Short task
Scan the data. Collect each line that contains the word "birthday".

Task material
::::
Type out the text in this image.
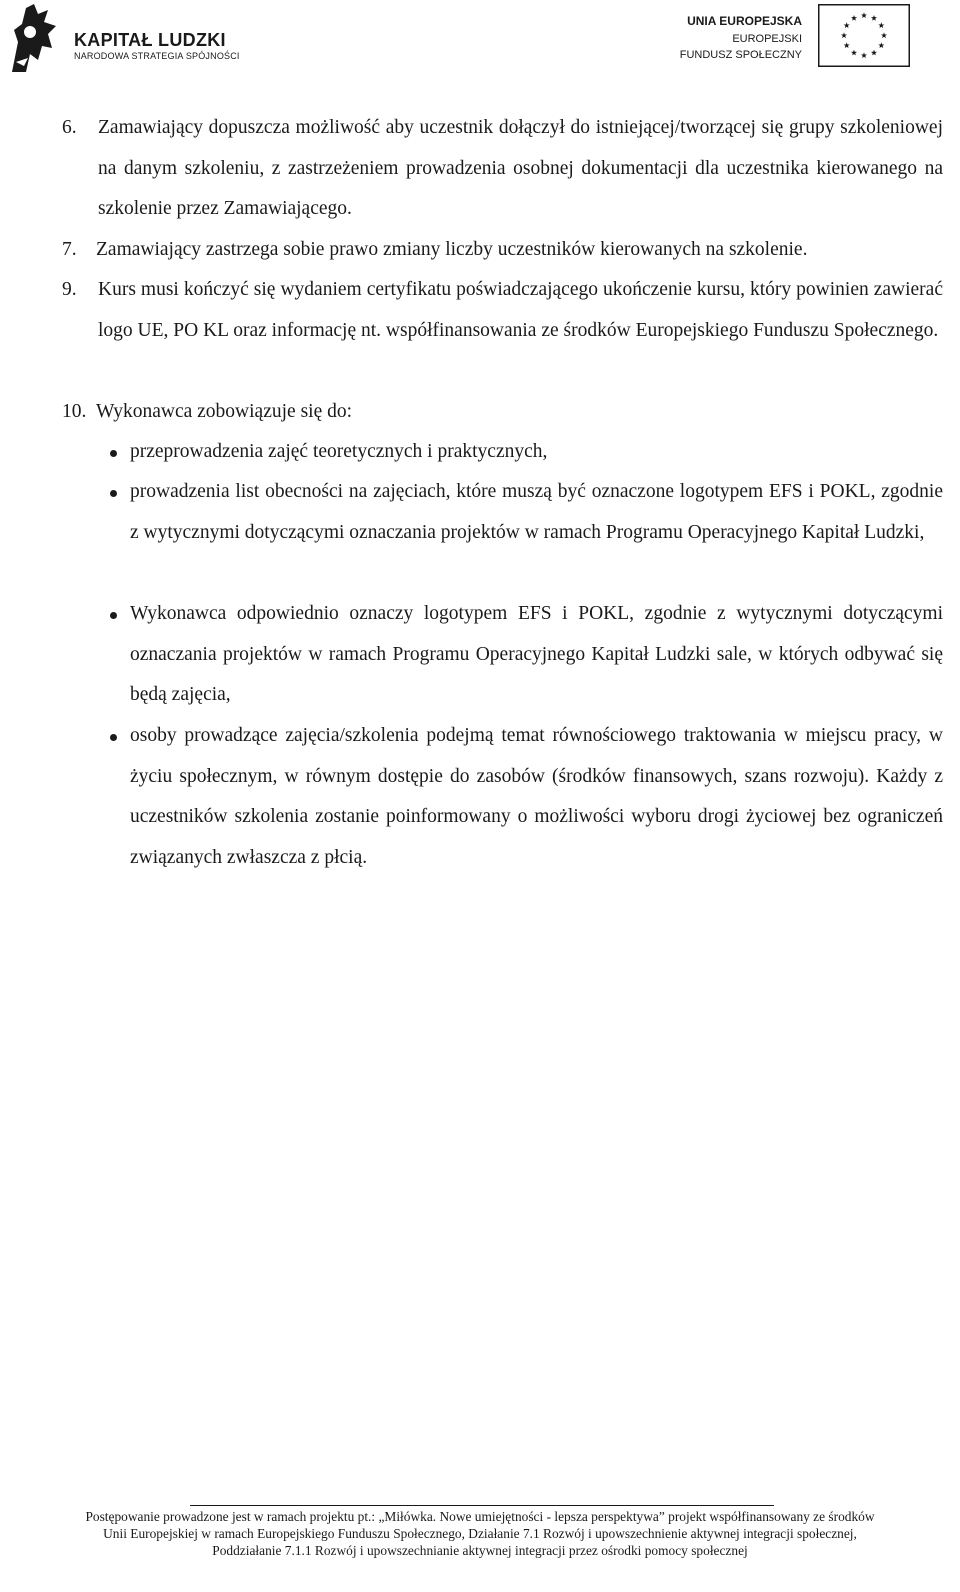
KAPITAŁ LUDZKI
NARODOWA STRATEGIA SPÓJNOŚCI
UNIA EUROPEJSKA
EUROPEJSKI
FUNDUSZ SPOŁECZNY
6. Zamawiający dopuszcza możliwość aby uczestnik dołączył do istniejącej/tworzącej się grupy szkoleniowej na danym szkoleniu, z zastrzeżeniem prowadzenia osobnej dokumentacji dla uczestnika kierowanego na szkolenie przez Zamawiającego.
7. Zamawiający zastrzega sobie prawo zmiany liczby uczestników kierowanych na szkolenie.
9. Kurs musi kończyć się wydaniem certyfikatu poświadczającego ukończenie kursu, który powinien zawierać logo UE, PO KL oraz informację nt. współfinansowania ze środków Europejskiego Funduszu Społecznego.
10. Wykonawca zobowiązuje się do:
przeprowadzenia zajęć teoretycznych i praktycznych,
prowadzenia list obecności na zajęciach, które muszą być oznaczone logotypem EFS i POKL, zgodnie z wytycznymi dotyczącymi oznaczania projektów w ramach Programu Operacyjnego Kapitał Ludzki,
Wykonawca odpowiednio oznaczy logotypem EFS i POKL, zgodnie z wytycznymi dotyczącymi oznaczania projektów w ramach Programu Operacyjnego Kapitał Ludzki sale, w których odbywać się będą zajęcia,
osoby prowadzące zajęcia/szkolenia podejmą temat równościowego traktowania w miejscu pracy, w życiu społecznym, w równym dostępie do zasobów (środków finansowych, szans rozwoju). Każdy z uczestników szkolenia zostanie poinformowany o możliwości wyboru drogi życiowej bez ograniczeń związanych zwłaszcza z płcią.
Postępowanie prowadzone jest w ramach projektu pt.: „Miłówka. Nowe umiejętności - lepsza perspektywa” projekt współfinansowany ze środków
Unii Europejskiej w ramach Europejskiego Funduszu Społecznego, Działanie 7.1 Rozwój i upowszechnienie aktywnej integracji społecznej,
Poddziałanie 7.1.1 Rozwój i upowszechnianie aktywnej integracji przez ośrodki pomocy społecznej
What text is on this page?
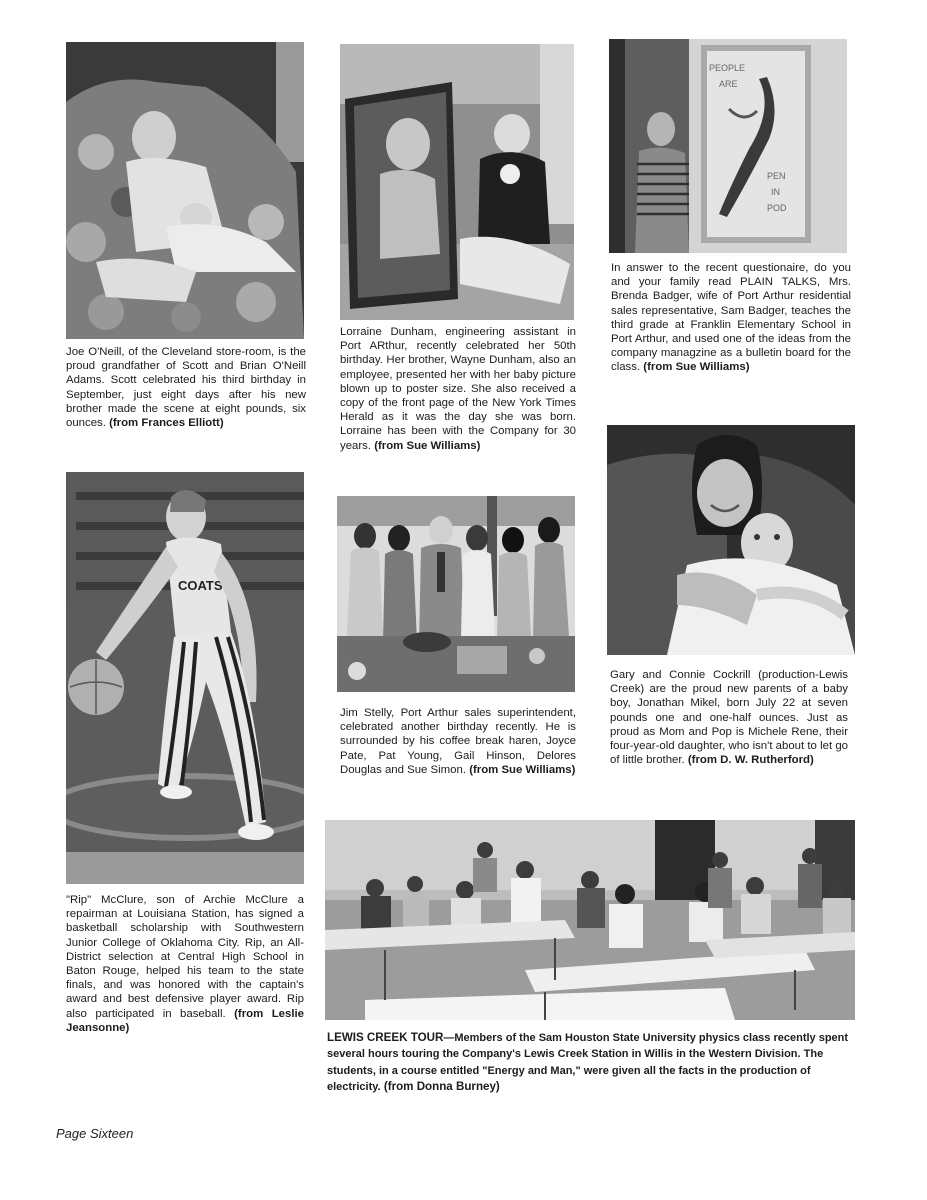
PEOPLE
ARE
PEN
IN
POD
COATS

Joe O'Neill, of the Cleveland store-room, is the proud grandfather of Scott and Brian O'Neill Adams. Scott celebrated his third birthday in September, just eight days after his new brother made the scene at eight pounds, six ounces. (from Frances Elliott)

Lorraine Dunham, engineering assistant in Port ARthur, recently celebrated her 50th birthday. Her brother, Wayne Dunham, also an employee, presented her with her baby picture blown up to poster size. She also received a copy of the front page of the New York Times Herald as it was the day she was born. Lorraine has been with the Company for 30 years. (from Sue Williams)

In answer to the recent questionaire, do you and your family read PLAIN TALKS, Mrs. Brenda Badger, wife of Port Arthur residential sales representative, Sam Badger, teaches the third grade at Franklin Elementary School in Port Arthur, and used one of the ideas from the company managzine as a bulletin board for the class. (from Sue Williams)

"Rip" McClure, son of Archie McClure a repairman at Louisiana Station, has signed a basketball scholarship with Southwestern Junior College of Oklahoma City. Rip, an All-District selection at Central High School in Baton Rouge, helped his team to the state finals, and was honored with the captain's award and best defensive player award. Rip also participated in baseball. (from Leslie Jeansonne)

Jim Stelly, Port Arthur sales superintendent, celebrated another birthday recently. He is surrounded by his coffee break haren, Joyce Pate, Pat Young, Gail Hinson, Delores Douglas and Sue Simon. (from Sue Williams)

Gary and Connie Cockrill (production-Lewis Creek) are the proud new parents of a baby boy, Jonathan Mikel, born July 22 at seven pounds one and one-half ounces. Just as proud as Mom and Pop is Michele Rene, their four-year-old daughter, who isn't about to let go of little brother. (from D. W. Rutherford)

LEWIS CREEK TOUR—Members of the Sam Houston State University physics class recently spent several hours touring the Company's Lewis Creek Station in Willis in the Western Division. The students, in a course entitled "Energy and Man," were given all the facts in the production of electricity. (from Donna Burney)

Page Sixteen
::::
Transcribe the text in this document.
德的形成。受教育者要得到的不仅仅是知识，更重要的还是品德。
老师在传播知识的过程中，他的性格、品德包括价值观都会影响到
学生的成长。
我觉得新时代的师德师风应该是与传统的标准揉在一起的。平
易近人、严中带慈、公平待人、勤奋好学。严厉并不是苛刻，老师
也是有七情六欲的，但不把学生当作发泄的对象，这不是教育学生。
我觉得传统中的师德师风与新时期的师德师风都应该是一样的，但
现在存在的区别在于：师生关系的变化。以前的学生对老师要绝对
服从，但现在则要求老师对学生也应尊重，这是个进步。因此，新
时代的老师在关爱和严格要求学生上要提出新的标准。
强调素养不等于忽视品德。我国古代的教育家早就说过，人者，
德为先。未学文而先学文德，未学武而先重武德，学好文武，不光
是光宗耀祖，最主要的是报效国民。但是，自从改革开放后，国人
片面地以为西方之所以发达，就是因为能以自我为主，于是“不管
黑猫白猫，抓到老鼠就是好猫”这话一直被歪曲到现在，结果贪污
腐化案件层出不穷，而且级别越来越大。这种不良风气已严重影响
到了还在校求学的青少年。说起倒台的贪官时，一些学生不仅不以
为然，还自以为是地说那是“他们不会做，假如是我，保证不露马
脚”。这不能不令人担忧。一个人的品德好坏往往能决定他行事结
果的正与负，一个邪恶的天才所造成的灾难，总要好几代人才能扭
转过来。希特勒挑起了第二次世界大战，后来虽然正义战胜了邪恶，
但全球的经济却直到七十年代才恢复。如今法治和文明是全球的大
::::
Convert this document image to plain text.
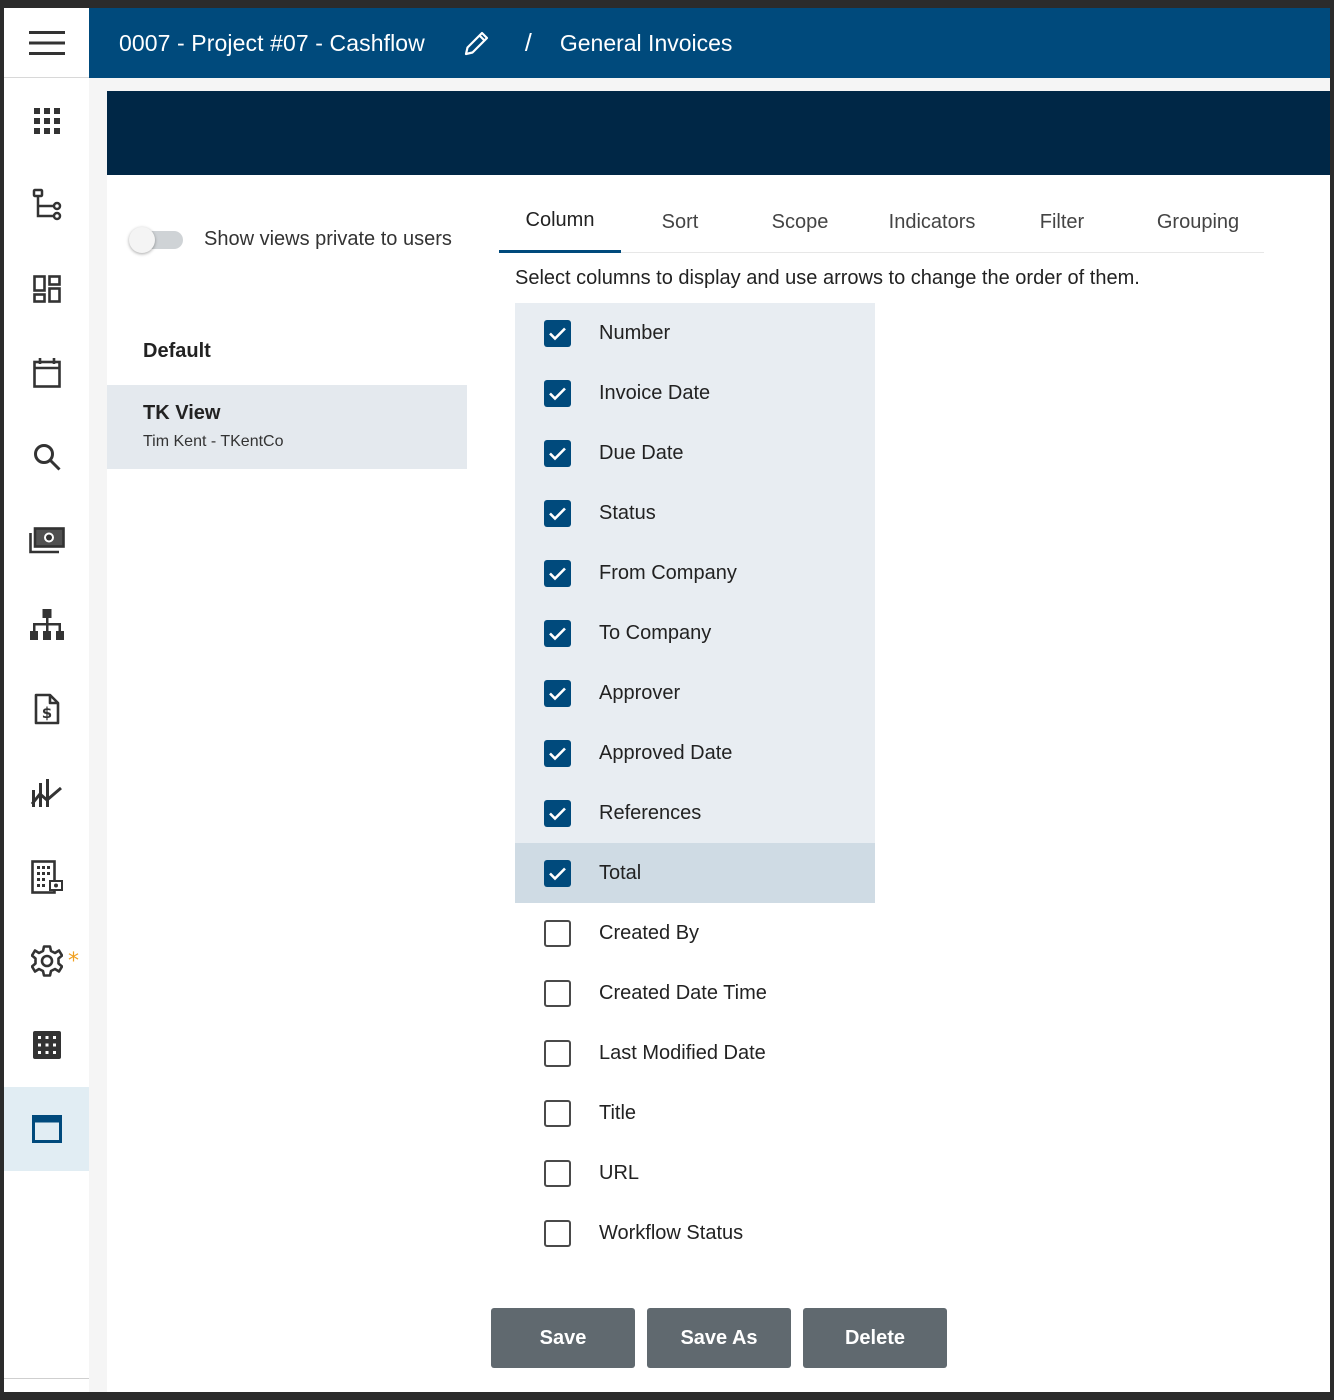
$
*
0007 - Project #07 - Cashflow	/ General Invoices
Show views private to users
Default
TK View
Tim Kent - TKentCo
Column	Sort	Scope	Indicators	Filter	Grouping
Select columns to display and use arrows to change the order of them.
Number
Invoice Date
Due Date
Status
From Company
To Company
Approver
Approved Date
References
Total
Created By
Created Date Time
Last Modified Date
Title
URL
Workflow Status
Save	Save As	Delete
::::
Task answer
Joe O'Neill, of the Cleveland store-room, is the proud grandfather of Scott and Brian O'Neill Adams. Scott celebrated his third birthday in September, just eight days after his new brother made the scene at eight pounds, six ounces. (from Frances Elliott)
Lorraine Dunham, engineering assistant in Port ARthur, recently celebrated her 50th birthday. Her brother, Wayne Dunham, also an employee, presented her with her baby picture blown up to poster size. She also received a copy of the front page of the New York Times Herald as it was the day she was born. Lorraine has been with the Company for 30 years. (from Sue Williams)
Jim Stelly, Port Arthur sales superintendent, celebrated another birthday recently. He is surrounded by his coffee break haren, Joyce Pate, Pat Young, Gail Hinson, Delores Douglas and Sue Simon. (from Sue Williams)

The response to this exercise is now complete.